[[ Text segment open ]]

The increase in the tangible equity to tangible assets ratio at March 31, 2016 compared to the ratio at December 31, 2015 was due mainly to the increase in tangible equity. Tangible equity increased during the quarter largely as a result of the increase in the market value of Peoples' available-for-sale investment portfolio coupled with the current year-to-date earnings.
Interest Rate Sensitivity and Liquidity
While Peoples is exposed to various business risks, the risks relating to interest rate sensitivity and liquidity are major risks that can materially impact future results of operations and financial condition due to their complexity and dynamic nature. The objective of Peoples' asset/liability management (“ALM”) function is to measure and manage these risks in order to optimize net interest income within the constraints of prudent capital adequacy, liquidity and safety. This objective requires Peoples to focus on interest rate risk exposure and adequate liquidity through its management of the mix of assets and liabilities, their related cash flows, and the rates earned and paid on those assets and liabilities. Ultimately, the ALM function is intended to guide management in the acquisition and disposition of earning assets, and selection of appropriate funding sources.

[[ Text segment closed ]]

▶ [What the exercise asks]: According to the passage about Peoples' capital and risk management above, why was the tangible equity to tangible assets ratio higher at March 31, 2016 than at December 31, 2015? Answer in one to three sentences.

[[ Available data open ]]

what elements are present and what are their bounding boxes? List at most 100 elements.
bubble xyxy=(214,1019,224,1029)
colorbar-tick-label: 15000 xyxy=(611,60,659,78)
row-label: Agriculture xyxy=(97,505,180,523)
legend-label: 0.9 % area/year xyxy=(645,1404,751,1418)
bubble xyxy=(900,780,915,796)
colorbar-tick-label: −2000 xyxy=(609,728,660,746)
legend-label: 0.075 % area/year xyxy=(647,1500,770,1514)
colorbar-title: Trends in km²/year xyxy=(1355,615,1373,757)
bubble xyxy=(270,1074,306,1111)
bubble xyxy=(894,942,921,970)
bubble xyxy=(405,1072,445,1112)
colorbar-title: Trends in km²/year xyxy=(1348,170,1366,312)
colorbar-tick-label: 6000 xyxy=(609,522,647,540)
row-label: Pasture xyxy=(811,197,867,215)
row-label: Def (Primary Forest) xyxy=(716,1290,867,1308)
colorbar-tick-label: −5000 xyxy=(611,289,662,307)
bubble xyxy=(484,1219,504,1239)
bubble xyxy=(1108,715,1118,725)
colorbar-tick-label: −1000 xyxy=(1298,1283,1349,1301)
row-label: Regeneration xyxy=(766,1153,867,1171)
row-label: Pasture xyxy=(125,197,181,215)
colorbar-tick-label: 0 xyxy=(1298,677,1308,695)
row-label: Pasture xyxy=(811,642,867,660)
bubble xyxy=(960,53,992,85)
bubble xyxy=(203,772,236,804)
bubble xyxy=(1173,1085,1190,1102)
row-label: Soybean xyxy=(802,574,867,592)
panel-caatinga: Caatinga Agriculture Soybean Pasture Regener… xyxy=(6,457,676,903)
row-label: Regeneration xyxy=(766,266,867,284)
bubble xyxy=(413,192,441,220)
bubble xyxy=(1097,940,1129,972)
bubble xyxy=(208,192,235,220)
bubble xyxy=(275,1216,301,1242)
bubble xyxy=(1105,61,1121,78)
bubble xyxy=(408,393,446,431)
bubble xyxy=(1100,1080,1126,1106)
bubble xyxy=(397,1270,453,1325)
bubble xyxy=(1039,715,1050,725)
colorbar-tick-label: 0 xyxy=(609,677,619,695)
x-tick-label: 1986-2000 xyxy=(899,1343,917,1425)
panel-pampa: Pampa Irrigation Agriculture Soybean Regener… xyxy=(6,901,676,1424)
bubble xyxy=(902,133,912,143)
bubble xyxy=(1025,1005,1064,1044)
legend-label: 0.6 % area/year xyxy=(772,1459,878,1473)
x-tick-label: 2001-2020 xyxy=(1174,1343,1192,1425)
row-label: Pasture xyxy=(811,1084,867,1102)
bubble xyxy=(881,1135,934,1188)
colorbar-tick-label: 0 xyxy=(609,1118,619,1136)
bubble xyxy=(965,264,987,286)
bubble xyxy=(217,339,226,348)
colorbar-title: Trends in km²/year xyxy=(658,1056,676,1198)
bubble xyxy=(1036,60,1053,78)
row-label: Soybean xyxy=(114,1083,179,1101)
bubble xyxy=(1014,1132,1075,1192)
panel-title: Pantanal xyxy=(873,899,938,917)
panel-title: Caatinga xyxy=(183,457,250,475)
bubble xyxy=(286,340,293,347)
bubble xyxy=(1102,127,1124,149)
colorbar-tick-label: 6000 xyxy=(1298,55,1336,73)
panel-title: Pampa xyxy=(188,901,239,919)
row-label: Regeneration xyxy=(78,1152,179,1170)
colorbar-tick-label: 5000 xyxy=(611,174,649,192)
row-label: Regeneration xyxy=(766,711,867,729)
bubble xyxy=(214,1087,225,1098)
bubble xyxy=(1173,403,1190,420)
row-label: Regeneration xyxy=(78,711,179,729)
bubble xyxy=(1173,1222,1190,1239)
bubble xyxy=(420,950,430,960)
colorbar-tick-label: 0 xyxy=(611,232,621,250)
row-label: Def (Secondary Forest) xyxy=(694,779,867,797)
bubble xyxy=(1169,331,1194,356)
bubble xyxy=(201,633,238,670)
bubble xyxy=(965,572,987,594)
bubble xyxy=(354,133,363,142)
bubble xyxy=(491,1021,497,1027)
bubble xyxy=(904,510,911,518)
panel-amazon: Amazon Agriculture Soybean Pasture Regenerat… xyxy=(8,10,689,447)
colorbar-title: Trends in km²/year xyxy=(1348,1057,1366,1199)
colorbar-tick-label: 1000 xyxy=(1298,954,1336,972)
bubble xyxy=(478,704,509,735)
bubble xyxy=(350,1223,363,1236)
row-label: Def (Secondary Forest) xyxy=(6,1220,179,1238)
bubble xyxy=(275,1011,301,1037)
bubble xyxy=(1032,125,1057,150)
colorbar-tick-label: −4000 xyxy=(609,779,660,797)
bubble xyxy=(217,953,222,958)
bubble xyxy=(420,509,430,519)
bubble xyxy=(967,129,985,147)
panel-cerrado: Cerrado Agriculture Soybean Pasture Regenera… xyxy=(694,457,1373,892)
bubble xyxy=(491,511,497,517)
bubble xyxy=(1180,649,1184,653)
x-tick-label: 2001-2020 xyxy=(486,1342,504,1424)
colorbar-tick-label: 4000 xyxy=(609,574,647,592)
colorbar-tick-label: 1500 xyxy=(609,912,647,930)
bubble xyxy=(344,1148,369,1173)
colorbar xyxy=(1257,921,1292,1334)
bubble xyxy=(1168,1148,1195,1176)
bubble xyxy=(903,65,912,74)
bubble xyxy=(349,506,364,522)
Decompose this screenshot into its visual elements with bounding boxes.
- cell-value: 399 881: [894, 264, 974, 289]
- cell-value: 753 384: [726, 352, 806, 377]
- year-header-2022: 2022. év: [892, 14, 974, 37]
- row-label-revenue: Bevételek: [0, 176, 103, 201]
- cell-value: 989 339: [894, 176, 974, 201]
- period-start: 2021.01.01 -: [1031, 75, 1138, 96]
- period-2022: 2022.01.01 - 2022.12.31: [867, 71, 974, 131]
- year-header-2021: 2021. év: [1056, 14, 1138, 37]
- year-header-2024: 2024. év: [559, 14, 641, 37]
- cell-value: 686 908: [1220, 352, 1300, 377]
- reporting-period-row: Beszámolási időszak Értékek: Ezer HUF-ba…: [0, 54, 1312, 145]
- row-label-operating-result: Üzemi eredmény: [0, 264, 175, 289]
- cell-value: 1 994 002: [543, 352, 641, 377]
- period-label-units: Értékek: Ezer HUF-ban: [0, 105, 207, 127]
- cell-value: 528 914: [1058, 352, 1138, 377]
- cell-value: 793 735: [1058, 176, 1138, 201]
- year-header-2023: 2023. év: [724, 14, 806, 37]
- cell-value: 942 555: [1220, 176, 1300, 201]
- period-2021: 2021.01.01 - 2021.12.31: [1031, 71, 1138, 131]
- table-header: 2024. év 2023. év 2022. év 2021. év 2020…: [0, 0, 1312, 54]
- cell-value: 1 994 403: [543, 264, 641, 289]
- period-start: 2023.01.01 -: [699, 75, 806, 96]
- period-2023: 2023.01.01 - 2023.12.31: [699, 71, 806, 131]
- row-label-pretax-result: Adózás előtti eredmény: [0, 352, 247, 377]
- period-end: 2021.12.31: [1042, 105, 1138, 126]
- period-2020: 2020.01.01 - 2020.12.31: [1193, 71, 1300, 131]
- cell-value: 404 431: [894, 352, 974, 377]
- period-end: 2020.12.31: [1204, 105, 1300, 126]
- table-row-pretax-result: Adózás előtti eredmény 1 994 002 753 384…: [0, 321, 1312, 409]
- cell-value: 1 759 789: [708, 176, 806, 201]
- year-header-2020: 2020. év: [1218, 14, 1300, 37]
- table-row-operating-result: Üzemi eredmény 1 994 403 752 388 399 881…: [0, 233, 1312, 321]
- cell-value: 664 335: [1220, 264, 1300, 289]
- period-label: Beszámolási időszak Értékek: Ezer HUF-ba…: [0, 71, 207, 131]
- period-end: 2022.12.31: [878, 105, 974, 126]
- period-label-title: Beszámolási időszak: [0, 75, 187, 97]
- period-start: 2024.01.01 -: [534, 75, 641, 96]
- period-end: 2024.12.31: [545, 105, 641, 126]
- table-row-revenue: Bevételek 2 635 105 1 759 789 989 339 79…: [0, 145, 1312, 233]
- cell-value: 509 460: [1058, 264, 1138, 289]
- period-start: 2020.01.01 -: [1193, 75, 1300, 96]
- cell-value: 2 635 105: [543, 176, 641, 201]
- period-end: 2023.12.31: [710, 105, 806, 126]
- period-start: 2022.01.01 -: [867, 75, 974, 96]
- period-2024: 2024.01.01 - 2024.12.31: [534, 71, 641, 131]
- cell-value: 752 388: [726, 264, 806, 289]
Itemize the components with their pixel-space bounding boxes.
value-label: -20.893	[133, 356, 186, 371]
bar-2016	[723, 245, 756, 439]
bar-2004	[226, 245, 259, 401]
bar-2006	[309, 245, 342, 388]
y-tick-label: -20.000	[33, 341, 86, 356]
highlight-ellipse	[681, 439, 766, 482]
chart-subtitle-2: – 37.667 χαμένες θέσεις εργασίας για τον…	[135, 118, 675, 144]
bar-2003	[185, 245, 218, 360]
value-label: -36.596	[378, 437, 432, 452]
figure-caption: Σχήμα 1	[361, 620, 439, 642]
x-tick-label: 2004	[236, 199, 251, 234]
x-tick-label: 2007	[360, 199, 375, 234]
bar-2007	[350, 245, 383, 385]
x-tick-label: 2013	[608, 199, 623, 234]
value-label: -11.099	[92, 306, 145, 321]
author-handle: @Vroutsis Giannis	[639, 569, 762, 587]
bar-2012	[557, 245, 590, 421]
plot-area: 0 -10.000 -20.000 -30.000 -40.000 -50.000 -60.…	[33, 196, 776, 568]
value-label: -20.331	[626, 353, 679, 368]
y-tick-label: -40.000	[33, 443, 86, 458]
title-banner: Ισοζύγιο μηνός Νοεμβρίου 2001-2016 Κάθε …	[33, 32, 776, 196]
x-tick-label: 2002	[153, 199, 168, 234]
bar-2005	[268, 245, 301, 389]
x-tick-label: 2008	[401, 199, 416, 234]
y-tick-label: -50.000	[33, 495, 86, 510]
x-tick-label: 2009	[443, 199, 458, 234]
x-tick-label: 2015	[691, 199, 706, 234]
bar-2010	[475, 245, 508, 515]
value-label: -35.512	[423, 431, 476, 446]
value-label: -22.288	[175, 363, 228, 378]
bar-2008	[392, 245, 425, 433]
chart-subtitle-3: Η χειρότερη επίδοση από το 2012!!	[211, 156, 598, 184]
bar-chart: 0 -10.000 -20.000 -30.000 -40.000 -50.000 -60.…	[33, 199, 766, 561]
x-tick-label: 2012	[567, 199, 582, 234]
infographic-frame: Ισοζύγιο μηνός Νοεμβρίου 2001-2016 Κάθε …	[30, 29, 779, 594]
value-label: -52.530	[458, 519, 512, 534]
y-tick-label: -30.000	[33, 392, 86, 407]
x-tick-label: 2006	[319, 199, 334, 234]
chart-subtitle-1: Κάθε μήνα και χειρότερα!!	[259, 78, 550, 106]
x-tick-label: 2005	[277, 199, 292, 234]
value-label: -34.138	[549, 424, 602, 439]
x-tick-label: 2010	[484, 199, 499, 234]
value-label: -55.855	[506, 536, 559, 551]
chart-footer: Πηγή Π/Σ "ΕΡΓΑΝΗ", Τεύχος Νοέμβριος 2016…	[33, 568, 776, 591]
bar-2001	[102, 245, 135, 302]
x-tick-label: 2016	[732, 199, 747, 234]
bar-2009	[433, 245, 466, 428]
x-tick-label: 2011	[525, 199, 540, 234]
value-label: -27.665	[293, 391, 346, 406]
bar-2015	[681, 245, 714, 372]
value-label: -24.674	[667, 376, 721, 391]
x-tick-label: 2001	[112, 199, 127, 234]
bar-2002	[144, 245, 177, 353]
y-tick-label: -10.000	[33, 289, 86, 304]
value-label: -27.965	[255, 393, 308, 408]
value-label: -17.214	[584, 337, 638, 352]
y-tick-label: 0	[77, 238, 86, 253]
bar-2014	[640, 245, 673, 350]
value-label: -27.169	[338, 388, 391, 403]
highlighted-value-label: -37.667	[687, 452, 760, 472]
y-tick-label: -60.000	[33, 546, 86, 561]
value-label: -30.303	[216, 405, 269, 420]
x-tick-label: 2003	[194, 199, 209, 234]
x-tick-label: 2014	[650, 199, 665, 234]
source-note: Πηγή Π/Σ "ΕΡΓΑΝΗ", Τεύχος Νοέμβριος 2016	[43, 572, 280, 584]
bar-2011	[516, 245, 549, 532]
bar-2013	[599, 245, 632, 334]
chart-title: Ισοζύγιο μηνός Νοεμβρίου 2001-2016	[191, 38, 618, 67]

[[ Available data closed ]]

▶ [Answer area]: The ratio rose mainly because tangible equity increased. That increase came largely from a rise in the market value of Peoples' available-for-sale investment portfolio, together with the current year-to-date earnings.